:: EXERCISE ::
Search the data for the word "ESBL". Reproduce every line where it is found.

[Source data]
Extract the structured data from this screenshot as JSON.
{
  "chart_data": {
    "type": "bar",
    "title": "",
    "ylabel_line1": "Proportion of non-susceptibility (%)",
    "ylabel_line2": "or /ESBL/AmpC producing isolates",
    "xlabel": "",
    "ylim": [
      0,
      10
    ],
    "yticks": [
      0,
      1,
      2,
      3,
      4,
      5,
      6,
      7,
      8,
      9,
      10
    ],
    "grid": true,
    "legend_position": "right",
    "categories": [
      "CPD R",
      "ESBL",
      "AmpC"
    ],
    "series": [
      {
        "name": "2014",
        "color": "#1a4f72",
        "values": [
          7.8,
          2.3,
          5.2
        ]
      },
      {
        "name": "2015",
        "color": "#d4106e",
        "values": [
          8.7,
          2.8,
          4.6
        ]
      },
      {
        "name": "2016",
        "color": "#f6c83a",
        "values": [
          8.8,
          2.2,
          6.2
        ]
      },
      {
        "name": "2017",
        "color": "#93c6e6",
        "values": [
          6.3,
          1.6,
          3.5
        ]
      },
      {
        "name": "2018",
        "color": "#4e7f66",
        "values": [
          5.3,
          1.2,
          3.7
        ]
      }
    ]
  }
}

:: RESPONSE TO THIS EXERCISE ::
    "ylabel_line2": "or /ESBL/AmpC producing isolates",
      "ESBL",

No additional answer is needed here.